Data records:
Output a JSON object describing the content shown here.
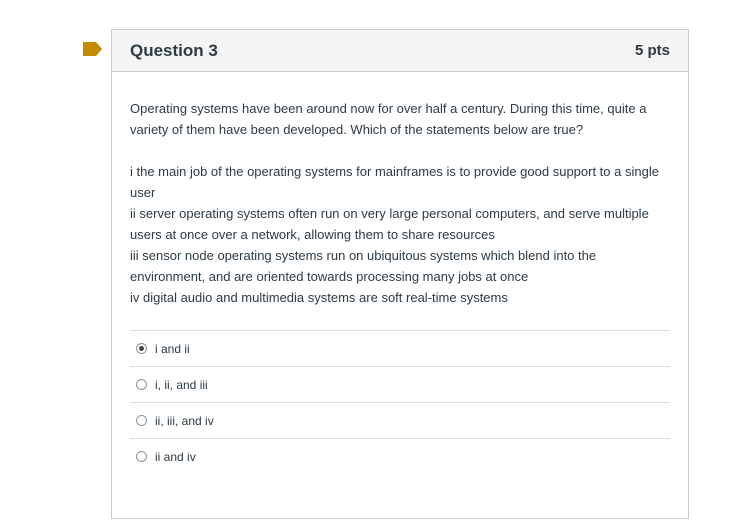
{
  "question": {
    "title": "Question 3",
    "points": "5 pts",
    "flag_color": "#c28b00",
    "paragraph": "Operating systems have been around now for over half a century. During this time, quite a variety of them have been developed. Which of the statements below are true?",
    "statements": [
      "i the main job of the operating systems for mainframes is to provide good support to a single user",
      "ii server operating systems often run on very large personal computers, and serve multiple users at once over a network, allowing them to share resources",
      "iii sensor node operating systems run on ubiquitous systems which blend into the environment, and are oriented towards processing many jobs at once",
      "iv digital audio and multimedia systems are soft real-time systems"
    ],
    "answers": [
      {
        "label": "i and ii",
        "selected": true
      },
      {
        "label": "i, ii, and iii",
        "selected": false
      },
      {
        "label": "ii, iii, and iv",
        "selected": false
      },
      {
        "label": "ii and iv",
        "selected": false
      }
    ]
  }
}
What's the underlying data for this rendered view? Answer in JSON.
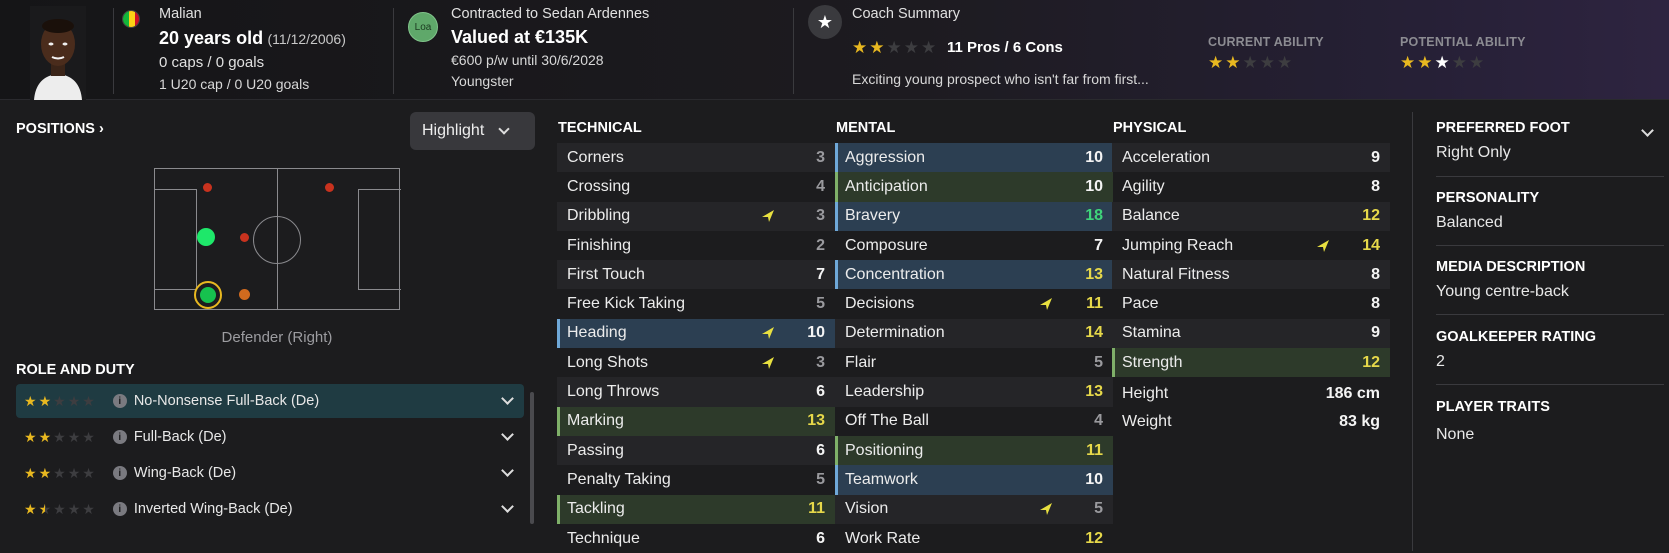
{
  "player": {
    "nationality": "Malian",
    "age": "20 years old",
    "dob": "(11/12/2006)",
    "caps": "0 caps / 0 goals",
    "u20": "1 U20 cap / 0 U20 goals"
  },
  "contract": {
    "club_badge": "Loa",
    "contracted_to": "Contracted to Sedan Ardennes",
    "value": "Valued at €135K",
    "wage": "€600 p/w until 30/6/2028",
    "status": "Youngster"
  },
  "coach": {
    "title": "Coach Summary",
    "pros_cons": "11 Pros / 6 Cons",
    "summary": "Exciting young prospect who isn't far from first...",
    "rating_stars": 2,
    "current_ability_label": "CURRENT ABILITY",
    "current_ability_stars": 2,
    "potential_ability_label": "POTENTIAL ABILITY",
    "potential_ability_stars": 3
  },
  "positions": {
    "title": "POSITIONS",
    "highlight_label": "Highlight",
    "position_name": "Defender (Right)"
  },
  "roles": {
    "title": "ROLE AND DUTY",
    "items": [
      {
        "label": "No-Nonsense Full-Back (De)",
        "stars": 2,
        "selected": true
      },
      {
        "label": "Full-Back (De)",
        "stars": 2,
        "selected": false
      },
      {
        "label": "Wing-Back (De)",
        "stars": 2,
        "selected": false
      },
      {
        "label": "Inverted Wing-Back (De)",
        "stars": 1.5,
        "selected": false
      }
    ]
  },
  "technical": {
    "title": "TECHNICAL",
    "rows": [
      {
        "name": "Corners",
        "value": "3",
        "tone": "grey"
      },
      {
        "name": "Crossing",
        "value": "4",
        "tone": "grey"
      },
      {
        "name": "Dribbling",
        "value": "3",
        "tone": "grey",
        "arrow": true
      },
      {
        "name": "Finishing",
        "value": "2",
        "tone": "grey"
      },
      {
        "name": "First Touch",
        "value": "7",
        "tone": "white"
      },
      {
        "name": "Free Kick Taking",
        "value": "5",
        "tone": "grey"
      },
      {
        "name": "Heading",
        "value": "10",
        "tone": "white",
        "hl": "blue",
        "arrow": true
      },
      {
        "name": "Long Shots",
        "value": "3",
        "tone": "grey",
        "arrow": true
      },
      {
        "name": "Long Throws",
        "value": "6",
        "tone": "white"
      },
      {
        "name": "Marking",
        "value": "13",
        "tone": "yellow",
        "hl": "green"
      },
      {
        "name": "Passing",
        "value": "6",
        "tone": "white"
      },
      {
        "name": "Penalty Taking",
        "value": "5",
        "tone": "grey"
      },
      {
        "name": "Tackling",
        "value": "11",
        "tone": "yellow",
        "hl": "green"
      },
      {
        "name": "Technique",
        "value": "6",
        "tone": "white"
      }
    ]
  },
  "mental": {
    "title": "MENTAL",
    "rows": [
      {
        "name": "Aggression",
        "value": "10",
        "tone": "white",
        "hl": "blue"
      },
      {
        "name": "Anticipation",
        "value": "10",
        "tone": "white",
        "hl": "green"
      },
      {
        "name": "Bravery",
        "value": "18",
        "tone": "green",
        "hl": "blue"
      },
      {
        "name": "Composure",
        "value": "7",
        "tone": "white"
      },
      {
        "name": "Concentration",
        "value": "13",
        "tone": "yellow",
        "hl": "blue"
      },
      {
        "name": "Decisions",
        "value": "11",
        "tone": "yellow",
        "arrow": true
      },
      {
        "name": "Determination",
        "value": "14",
        "tone": "yellow"
      },
      {
        "name": "Flair",
        "value": "5",
        "tone": "grey"
      },
      {
        "name": "Leadership",
        "value": "13",
        "tone": "yellow"
      },
      {
        "name": "Off The Ball",
        "value": "4",
        "tone": "grey"
      },
      {
        "name": "Positioning",
        "value": "11",
        "tone": "yellow",
        "hl": "green"
      },
      {
        "name": "Teamwork",
        "value": "10",
        "tone": "white",
        "hl": "blue"
      },
      {
        "name": "Vision",
        "value": "5",
        "tone": "grey",
        "arrow": true
      },
      {
        "name": "Work Rate",
        "value": "12",
        "tone": "yellow"
      }
    ]
  },
  "physical": {
    "title": "PHYSICAL",
    "rows": [
      {
        "name": "Acceleration",
        "value": "9",
        "tone": "white"
      },
      {
        "name": "Agility",
        "value": "8",
        "tone": "white"
      },
      {
        "name": "Balance",
        "value": "12",
        "tone": "yellow"
      },
      {
        "name": "Jumping Reach",
        "value": "14",
        "tone": "yellow",
        "arrow": true
      },
      {
        "name": "Natural Fitness",
        "value": "8",
        "tone": "white"
      },
      {
        "name": "Pace",
        "value": "8",
        "tone": "white"
      },
      {
        "name": "Stamina",
        "value": "9",
        "tone": "white"
      },
      {
        "name": "Strength",
        "value": "12",
        "tone": "yellow",
        "hl": "green"
      }
    ],
    "height_label": "Height",
    "height_value": "186 cm",
    "weight_label": "Weight",
    "weight_value": "83 kg"
  },
  "right_panel": {
    "preferred_foot_title": "PREFERRED FOOT",
    "preferred_foot_value": "Right Only",
    "personality_title": "PERSONALITY",
    "personality_value": "Balanced",
    "media_title": "MEDIA DESCRIPTION",
    "media_value": "Young centre-back",
    "gk_title": "GOALKEEPER RATING",
    "gk_value": "2",
    "traits_title": "PLAYER TRAITS",
    "traits_value": "None"
  },
  "colors": {
    "accent_blue": "#6fa8d8",
    "accent_green": "#7fb069",
    "star_gold": "#e8b820",
    "value_yellow": "#e6d84a",
    "value_green": "#3fd47a"
  }
}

- TASK OBJECTIVE -
Pick out each line in the material containing "them".

- RESPONSE TO THE EXERCISE -
    "paragraph": "Operating systems have been around now for over half a century. During this time, quite a variety of them have been developed. Which of the statements below are true?",
      "ii server operating systems often run on very large personal computers, and serve multiple users at once over a network, allowing them to share resources",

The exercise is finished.